[Records from a data collection]
>>>>>
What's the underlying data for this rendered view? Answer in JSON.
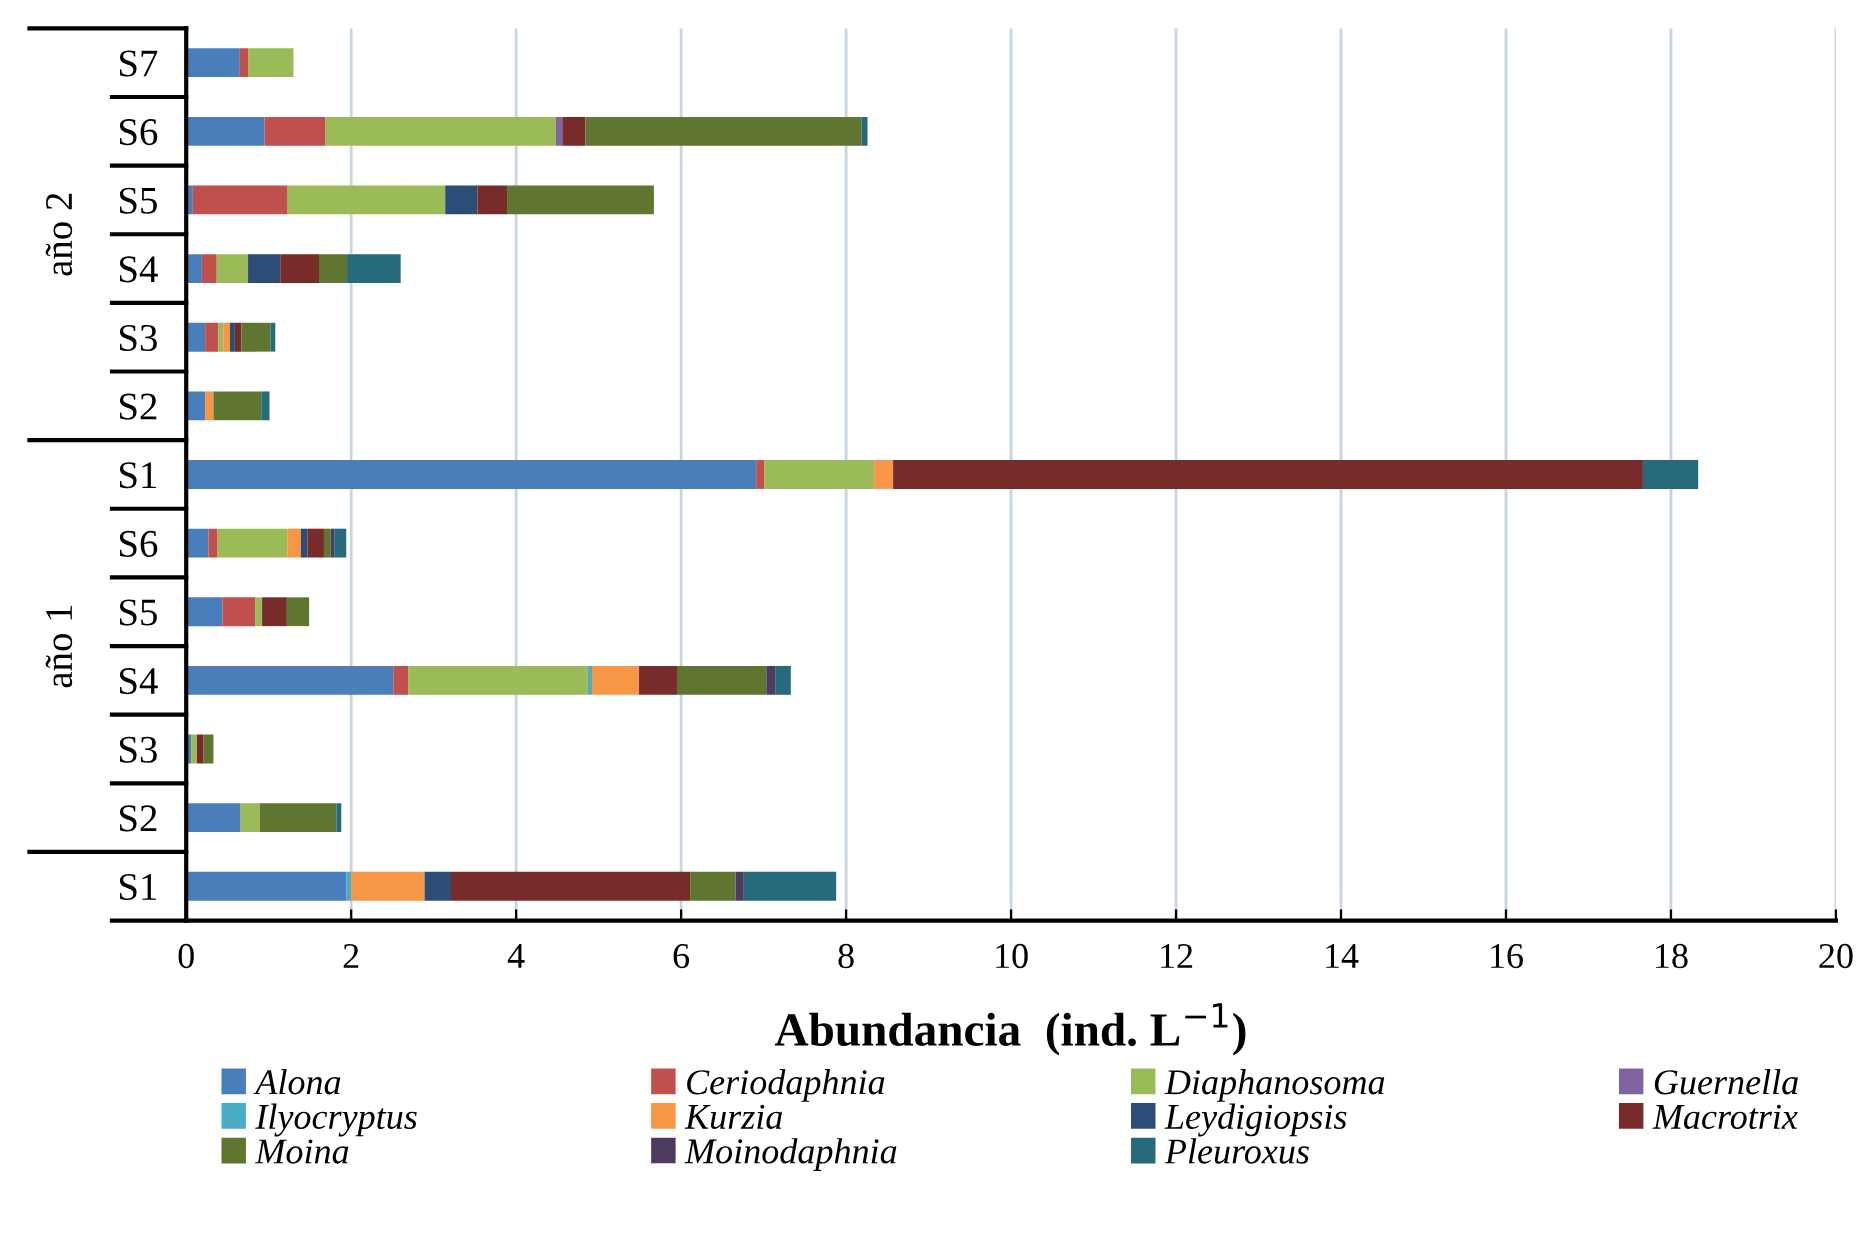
{
  "chart_data": {
    "type": "bar",
    "orientation": "horizontal",
    "stacked": true,
    "xlabel": "Abundancia  (ind. L$^{−1}$)",
    "categories": [
      "S7",
      "S6",
      "S5",
      "S4",
      "S3",
      "S2",
      "S1",
      "S6",
      "S5",
      "S4",
      "S3",
      "S2",
      "S1"
    ],
    "annotations": [
      "año 2",
      "año 1"
    ],
    "xlim": [
      0,
      20
    ],
    "xticks": [
      0,
      2,
      4,
      6,
      8,
      10,
      12,
      14,
      16,
      18,
      20
    ],
    "grid": "x",
    "legend": "bottom",
    "series": [
      {
        "name": "Alona",
        "color": "#4a7ebb",
        "values": [
          0.65,
          0.95,
          0.08,
          0.19,
          0.23,
          0.23,
          6.91,
          0.27,
          0.44,
          2.51,
          0.06,
          0.66,
          1.94
        ]
      },
      {
        "name": "Ceriodaphnia",
        "color": "#c0504d",
        "values": [
          0.1,
          0.74,
          1.15,
          0.18,
          0.16,
          0,
          0.1,
          0.11,
          0.4,
          0.18,
          0,
          0,
          0
        ]
      },
      {
        "name": "Diaphanosoma",
        "color": "#9bbb59",
        "values": [
          0.55,
          2.79,
          1.91,
          0.38,
          0.06,
          0,
          1.33,
          0.85,
          0.08,
          2.18,
          0.07,
          0.23,
          0
        ]
      },
      {
        "name": "Guernella",
        "color": "#8064a2",
        "values": [
          0,
          0.08,
          0,
          0,
          0,
          0,
          0,
          0,
          0,
          0,
          0,
          0,
          0
        ]
      },
      {
        "name": "Ilyocryptus",
        "color": "#4bacc6",
        "values": [
          0,
          0,
          0,
          0,
          0,
          0,
          0,
          0,
          0,
          0.05,
          0,
          0,
          0.06
        ]
      },
      {
        "name": "Kurzia",
        "color": "#f79646",
        "values": [
          0,
          0,
          0,
          0,
          0.08,
          0.1,
          0.23,
          0.16,
          0,
          0.57,
          0,
          0,
          0.89
        ]
      },
      {
        "name": "Leydigiopsis",
        "color": "#2c4d75",
        "values": [
          0,
          0,
          0.39,
          0.39,
          0.06,
          0,
          0,
          0.08,
          0,
          0,
          0,
          0,
          0.32
        ]
      },
      {
        "name": "Macrotrix",
        "color": "#772c2a",
        "values": [
          0,
          0.28,
          0.36,
          0.47,
          0.08,
          0,
          9.09,
          0.2,
          0.3,
          0.46,
          0.08,
          0,
          2.9
        ]
      },
      {
        "name": "Moina",
        "color": "#5f7530",
        "values": [
          0,
          3.35,
          1.78,
          0.34,
          0.35,
          0.58,
          0,
          0.08,
          0.27,
          1.09,
          0.12,
          0.93,
          0.55
        ]
      },
      {
        "name": "Moinodaphnia",
        "color": "#4d3b62",
        "values": [
          0,
          0,
          0,
          0,
          0,
          0,
          0,
          0.05,
          0,
          0.1,
          0,
          0,
          0.1
        ]
      },
      {
        "name": "Pleuroxus",
        "color": "#276a7c",
        "values": [
          0,
          0.07,
          0,
          0.65,
          0.06,
          0.1,
          0.67,
          0.14,
          0,
          0.19,
          0,
          0.06,
          1.12
        ]
      }
    ]
  }
}
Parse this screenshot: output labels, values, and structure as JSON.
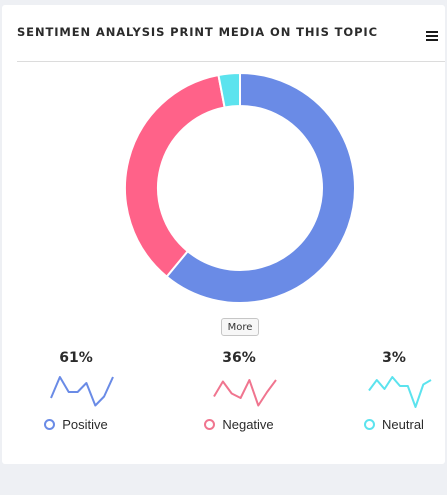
<<<<<
Exclude all images and restate the records above word for word.

What's the underlying data for this rendered view? Answer in JSON.
{
  "chart_data": {
    "type": "bar",
    "orientation": "horizontal",
    "stacked": true,
    "xlabel": "Abundancia  (ind. L$^{−1}$)",
    "categories": [
      "S7",
      "S6",
      "S5",
      "S4",
      "S3",
      "S2",
      "S1",
      "S6",
      "S5",
      "S4",
      "S3",
      "S2",
      "S1"
    ],
    "annotations": [
      "año 2",
      "año 1"
    ],
    "xlim": [
      0,
      20
    ],
    "xticks": [
      0,
      2,
      4,
      6,
      8,
      10,
      12,
      14,
      16,
      18,
      20
    ],
    "grid": "x",
    "legend": "bottom",
    "series": [
      {
        "name": "Alona",
        "color": "#4a7ebb",
        "values": [
          0.65,
          0.95,
          0.08,
          0.19,
          0.23,
          0.23,
          6.91,
          0.27,
          0.44,
          2.51,
          0.06,
          0.66,
          1.94
        ]
      },
      {
        "name": "Ceriodaphnia",
        "color": "#c0504d",
        "values": [
          0.1,
          0.74,
          1.15,
          0.18,
          0.16,
          0,
          0.1,
          0.11,
          0.4,
          0.18,
          0,
          0,
          0
        ]
      },
      {
        "name": "Diaphanosoma",
        "color": "#9bbb59",
        "values": [
          0.55,
          2.79,
          1.91,
          0.38,
          0.06,
          0,
          1.33,
          0.85,
          0.08,
          2.18,
          0.07,
          0.23,
          0
        ]
      },
      {
        "name": "Guernella",
        "color": "#8064a2",
        "values": [
          0,
          0.08,
          0,
          0,
          0,
          0,
          0,
          0,
          0,
          0,
          0,
          0,
          0
        ]
      },
      {
        "name": "Ilyocryptus",
        "color": "#4bacc6",
        "values": [
          0,
          0,
          0,
          0,
          0,
          0,
          0,
          0,
          0,
          0.05,
          0,
          0,
          0.06
        ]
      },
      {
        "name": "Kurzia",
        "color": "#f79646",
        "values": [
          0,
          0,
          0,
          0,
          0.08,
          0.1,
          0.23,
          0.16,
          0,
          0.57,
          0,
          0,
          0.89
        ]
      },
      {
        "name": "Leydigiopsis",
        "color": "#2c4d75",
        "values": [
          0,
          0,
          0.39,
          0.39,
          0.06,
          0,
          0,
          0.08,
          0,
          0,
          0,
          0,
          0.32
        ]
      },
      {
        "name": "Macrotrix",
        "color": "#772c2a",
        "values": [
          0,
          0.28,
          0.36,
          0.47,
          0.08,
          0,
          9.09,
          0.2,
          0.3,
          0.46,
          0.08,
          0,
          2.9
        ]
      },
      {
        "name": "Moina",
        "color": "#5f7530",
        "values": [
          0,
          3.35,
          1.78,
          0.34,
          0.35,
          0.58,
          0,
          0.08,
          0.27,
          1.09,
          0.12,
          0.93,
          0.55
        ]
      },
      {
        "name": "Moinodaphnia",
        "color": "#4d3b62",
        "values": [
          0,
          0,
          0,
          0,
          0,
          0,
          0,
          0.05,
          0,
          0.1,
          0,
          0,
          0.1
        ]
      },
      {
        "name": "Pleuroxus",
        "color": "#276a7c",
        "values": [
          0,
          0.07,
          0,
          0.65,
          0.06,
          0.1,
          0.67,
          0.14,
          0,
          0.19,
          0,
          0.06,
          1.12
        ]
      }
    ]
  }
}
Parse this screenshot: output labels, values, and structure as JSON.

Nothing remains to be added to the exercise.